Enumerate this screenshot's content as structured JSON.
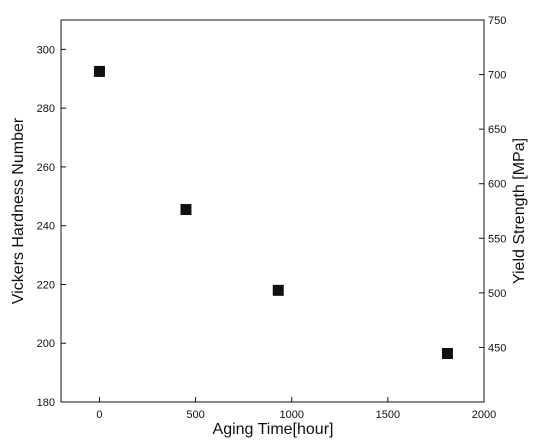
{
  "chart_data": {
    "type": "scatter",
    "title": "",
    "xlabel": "Aging Time[hour]",
    "ylabel": "Vickers Hardness Number",
    "y2label": "Yield Strength [MPa]",
    "xlim": [
      -200,
      2000
    ],
    "ylim": [
      180,
      310
    ],
    "y2lim": [
      400,
      750
    ],
    "xticks": [
      0,
      500,
      1000,
      1500,
      2000
    ],
    "yticks": [
      180,
      200,
      220,
      240,
      260,
      280,
      300
    ],
    "y2ticks": [
      450,
      500,
      550,
      600,
      650,
      700,
      750
    ],
    "grid": false,
    "legend": "none",
    "marker": "square",
    "colors": {
      "marker": "#111111",
      "axis": "#111111",
      "background": "#ffffff"
    },
    "series": [
      {
        "x": [
          0,
          450,
          930,
          1810
        ],
        "y": [
          292.5,
          245.5,
          218,
          196.5
        ]
      }
    ]
  }
}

- **EXERCISE GOAL**:
Quote everything in the listing above exactly; pictures are the only thing to omit.

- **SOLUTION FOR THIS EXERCISE**:
Enumerate this screenshot's content as structured JSON.
{
  "chart_data": {
    "type": "scatter",
    "title": "",
    "xlabel": "Aging Time[hour]",
    "ylabel": "Vickers Hardness Number",
    "y2label": "Yield Strength [MPa]",
    "xlim": [
      -200,
      2000
    ],
    "ylim": [
      180,
      310
    ],
    "y2lim": [
      400,
      750
    ],
    "xticks": [
      0,
      500,
      1000,
      1500,
      2000
    ],
    "yticks": [
      180,
      200,
      220,
      240,
      260,
      280,
      300
    ],
    "y2ticks": [
      450,
      500,
      550,
      600,
      650,
      700,
      750
    ],
    "grid": false,
    "legend": "none",
    "marker": "square",
    "colors": {
      "marker": "#111111",
      "axis": "#111111",
      "background": "#ffffff"
    },
    "series": [
      {
        "x": [
          0,
          450,
          930,
          1810
        ],
        "y": [
          292.5,
          245.5,
          218,
          196.5
        ]
      }
    ]
  }
}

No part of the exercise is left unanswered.